++++ INFORMATION SUPPLIED ++++

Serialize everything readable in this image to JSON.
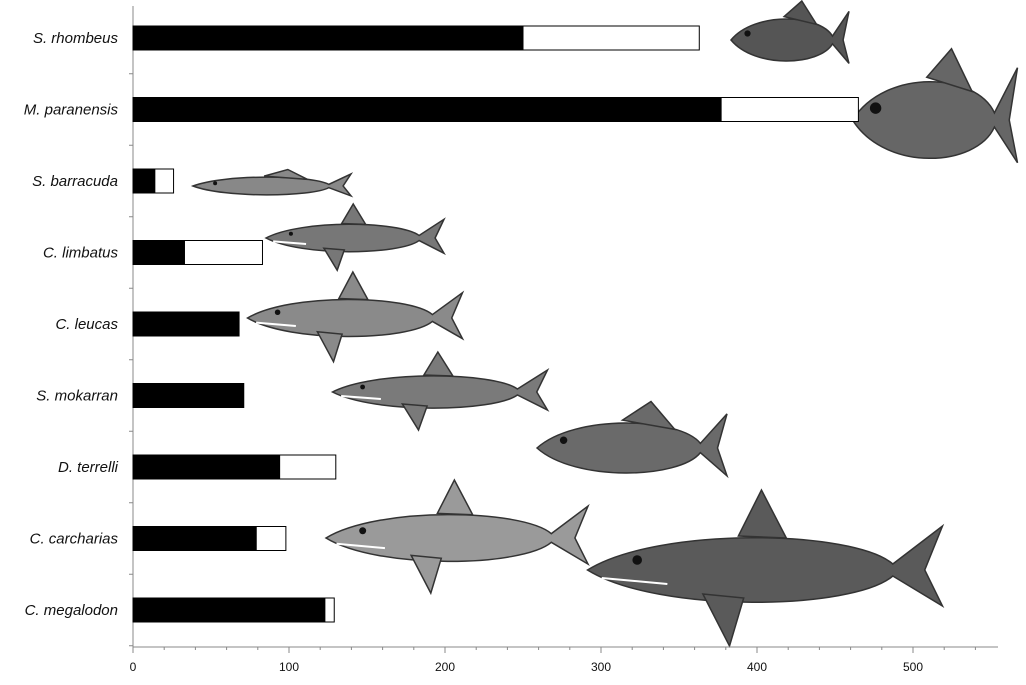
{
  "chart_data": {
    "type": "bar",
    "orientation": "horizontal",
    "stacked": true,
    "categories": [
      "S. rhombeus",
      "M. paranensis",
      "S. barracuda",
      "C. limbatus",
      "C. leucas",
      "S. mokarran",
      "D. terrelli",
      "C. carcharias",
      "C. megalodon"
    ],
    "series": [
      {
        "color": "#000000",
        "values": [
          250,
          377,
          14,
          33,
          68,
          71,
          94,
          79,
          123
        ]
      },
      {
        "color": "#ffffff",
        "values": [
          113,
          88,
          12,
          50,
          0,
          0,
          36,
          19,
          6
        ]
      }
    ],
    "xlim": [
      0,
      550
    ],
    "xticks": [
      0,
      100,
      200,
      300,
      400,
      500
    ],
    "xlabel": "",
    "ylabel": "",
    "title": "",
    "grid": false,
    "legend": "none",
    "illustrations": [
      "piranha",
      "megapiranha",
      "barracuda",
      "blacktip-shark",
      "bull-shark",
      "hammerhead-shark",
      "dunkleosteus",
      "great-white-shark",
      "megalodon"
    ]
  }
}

++++

**WHAT THE TASK REQUIRES:**
Look through the listing and extract every line with "shark" in it.

**OUTPUT:**
      "blacktip-shark",
      "bull-shark",
      "hammerhead-shark",
      "great-white-shark",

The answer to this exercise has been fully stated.